start Exercise material

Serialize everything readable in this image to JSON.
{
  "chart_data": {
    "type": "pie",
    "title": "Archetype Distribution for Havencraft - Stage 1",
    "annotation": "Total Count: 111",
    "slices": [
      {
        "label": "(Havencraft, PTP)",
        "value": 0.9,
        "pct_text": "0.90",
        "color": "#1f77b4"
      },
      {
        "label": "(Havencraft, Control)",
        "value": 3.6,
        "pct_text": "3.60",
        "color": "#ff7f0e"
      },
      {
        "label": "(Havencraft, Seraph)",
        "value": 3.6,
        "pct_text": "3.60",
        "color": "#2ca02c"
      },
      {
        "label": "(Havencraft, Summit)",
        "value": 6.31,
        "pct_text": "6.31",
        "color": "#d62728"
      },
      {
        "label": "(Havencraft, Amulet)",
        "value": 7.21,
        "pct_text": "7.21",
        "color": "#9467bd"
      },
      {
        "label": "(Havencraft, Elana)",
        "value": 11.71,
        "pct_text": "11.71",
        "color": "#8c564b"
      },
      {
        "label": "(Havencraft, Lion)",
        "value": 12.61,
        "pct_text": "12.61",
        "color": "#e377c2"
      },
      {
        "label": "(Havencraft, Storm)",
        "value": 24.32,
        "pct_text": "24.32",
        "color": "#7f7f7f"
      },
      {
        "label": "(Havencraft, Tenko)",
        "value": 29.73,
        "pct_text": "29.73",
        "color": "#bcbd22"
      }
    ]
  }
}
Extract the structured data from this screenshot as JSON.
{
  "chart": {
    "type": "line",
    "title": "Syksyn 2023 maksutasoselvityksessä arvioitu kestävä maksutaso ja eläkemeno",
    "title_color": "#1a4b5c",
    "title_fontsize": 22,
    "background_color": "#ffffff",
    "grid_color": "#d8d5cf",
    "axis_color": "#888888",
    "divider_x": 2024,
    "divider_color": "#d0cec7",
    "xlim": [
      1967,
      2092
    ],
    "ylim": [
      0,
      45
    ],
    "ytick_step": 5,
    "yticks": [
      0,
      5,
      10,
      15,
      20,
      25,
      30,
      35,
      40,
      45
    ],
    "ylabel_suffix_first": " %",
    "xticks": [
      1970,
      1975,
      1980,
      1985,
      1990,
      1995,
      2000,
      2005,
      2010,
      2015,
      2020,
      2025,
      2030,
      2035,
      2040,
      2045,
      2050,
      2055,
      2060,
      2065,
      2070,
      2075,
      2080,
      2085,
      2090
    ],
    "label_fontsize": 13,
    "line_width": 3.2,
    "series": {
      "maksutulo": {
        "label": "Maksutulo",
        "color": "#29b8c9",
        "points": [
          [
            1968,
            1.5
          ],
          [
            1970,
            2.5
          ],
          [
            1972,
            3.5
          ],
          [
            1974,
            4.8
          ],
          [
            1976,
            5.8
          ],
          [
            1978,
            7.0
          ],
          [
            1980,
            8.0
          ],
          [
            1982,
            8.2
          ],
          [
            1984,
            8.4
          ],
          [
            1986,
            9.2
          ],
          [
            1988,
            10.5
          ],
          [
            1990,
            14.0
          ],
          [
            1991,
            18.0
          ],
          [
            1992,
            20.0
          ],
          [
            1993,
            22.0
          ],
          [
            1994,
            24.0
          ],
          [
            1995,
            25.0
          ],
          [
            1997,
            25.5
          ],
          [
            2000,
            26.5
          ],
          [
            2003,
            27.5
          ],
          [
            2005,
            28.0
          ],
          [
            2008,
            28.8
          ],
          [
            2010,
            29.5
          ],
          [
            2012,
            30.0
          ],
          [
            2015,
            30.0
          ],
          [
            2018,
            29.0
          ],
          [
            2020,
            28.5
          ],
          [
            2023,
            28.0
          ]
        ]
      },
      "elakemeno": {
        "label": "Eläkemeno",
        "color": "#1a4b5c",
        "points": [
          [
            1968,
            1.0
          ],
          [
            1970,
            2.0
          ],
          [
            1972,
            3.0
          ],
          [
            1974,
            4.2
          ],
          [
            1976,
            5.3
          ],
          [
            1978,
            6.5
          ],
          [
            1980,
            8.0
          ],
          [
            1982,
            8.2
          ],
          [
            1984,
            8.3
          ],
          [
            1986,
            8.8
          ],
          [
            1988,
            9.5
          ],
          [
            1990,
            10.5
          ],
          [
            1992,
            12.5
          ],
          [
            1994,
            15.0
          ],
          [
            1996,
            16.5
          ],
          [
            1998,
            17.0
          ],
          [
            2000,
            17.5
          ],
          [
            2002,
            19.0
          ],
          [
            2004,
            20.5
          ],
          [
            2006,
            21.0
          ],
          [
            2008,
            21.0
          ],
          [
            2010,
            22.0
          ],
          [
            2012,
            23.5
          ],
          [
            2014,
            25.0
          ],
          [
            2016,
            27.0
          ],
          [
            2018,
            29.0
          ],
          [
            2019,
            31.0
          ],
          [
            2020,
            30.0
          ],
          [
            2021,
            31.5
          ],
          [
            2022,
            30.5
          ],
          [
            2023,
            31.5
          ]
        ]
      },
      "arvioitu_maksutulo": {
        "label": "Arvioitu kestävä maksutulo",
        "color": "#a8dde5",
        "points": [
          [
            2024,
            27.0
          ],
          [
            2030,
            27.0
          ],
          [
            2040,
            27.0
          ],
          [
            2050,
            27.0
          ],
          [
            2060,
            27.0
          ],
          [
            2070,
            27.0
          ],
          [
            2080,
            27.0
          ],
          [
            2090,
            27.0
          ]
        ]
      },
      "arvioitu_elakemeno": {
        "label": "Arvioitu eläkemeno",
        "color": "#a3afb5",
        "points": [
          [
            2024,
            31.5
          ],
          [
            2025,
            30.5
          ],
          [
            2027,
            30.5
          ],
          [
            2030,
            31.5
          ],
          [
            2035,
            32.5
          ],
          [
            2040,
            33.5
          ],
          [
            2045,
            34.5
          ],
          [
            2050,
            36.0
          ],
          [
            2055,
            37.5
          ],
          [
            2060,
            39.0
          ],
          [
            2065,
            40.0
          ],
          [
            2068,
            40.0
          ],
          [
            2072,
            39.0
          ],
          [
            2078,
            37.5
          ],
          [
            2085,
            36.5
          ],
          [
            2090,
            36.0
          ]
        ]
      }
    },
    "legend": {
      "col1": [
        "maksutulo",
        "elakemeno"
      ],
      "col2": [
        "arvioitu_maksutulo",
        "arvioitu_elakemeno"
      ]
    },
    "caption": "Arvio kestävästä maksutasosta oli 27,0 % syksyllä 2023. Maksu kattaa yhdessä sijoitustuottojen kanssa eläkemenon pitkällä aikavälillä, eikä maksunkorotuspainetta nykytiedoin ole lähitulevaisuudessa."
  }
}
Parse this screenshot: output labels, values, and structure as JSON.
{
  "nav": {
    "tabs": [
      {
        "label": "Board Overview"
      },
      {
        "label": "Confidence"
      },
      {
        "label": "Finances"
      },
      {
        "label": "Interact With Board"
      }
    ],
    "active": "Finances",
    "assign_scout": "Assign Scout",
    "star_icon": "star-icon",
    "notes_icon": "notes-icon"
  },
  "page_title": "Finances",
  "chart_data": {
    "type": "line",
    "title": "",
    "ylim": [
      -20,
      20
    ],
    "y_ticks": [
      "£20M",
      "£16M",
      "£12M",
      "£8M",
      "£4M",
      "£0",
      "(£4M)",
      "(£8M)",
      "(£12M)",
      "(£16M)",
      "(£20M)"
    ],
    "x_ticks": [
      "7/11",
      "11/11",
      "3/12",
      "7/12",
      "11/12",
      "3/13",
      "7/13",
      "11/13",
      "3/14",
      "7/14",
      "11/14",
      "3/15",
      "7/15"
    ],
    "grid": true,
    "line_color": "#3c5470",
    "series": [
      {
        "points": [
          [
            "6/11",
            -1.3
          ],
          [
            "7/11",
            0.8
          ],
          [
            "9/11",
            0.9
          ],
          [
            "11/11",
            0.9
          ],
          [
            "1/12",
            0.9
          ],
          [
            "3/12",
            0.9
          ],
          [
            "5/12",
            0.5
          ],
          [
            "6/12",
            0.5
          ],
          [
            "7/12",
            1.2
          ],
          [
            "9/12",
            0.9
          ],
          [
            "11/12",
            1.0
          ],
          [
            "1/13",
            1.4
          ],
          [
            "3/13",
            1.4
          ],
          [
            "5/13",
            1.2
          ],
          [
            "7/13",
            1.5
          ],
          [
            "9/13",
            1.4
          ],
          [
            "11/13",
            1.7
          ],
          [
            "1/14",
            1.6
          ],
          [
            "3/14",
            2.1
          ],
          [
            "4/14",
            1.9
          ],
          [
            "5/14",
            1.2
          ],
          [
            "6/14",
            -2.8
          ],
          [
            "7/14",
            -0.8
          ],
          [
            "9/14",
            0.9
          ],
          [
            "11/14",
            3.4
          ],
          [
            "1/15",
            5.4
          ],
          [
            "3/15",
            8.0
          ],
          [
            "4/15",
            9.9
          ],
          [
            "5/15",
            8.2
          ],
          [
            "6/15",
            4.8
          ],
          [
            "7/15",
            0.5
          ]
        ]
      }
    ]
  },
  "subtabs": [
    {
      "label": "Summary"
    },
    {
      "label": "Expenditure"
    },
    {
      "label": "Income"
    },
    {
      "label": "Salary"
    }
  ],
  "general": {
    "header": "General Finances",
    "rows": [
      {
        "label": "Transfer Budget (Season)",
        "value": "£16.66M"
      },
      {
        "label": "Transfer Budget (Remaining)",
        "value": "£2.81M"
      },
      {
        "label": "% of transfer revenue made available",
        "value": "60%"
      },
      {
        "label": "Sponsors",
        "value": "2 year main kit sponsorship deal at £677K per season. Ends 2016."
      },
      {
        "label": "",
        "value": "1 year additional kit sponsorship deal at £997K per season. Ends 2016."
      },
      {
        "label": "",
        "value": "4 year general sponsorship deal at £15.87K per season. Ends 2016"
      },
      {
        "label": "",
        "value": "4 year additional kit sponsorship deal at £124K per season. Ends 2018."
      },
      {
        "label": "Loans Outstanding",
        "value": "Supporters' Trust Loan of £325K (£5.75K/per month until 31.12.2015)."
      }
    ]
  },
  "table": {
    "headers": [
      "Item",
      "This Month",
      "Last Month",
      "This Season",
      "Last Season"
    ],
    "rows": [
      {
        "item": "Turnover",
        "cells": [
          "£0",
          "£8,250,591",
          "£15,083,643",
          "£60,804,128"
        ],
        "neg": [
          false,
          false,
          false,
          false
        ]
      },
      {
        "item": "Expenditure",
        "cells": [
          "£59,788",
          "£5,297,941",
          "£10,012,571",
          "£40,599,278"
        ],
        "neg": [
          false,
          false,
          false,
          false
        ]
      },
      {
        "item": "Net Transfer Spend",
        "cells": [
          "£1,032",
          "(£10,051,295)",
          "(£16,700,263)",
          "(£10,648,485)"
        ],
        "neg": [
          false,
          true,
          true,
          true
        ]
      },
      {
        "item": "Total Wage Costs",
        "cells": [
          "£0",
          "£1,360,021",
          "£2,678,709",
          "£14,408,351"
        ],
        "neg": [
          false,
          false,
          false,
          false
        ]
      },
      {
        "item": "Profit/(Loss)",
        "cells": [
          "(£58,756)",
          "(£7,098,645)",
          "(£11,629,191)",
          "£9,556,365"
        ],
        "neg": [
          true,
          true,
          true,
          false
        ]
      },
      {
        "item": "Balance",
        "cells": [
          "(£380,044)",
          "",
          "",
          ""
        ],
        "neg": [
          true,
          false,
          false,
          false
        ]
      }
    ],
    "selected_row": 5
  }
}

end Exercise material

## Set problem
Your answer should be a single number: the count of lines holding the word "sponsorship".

## Correct output
4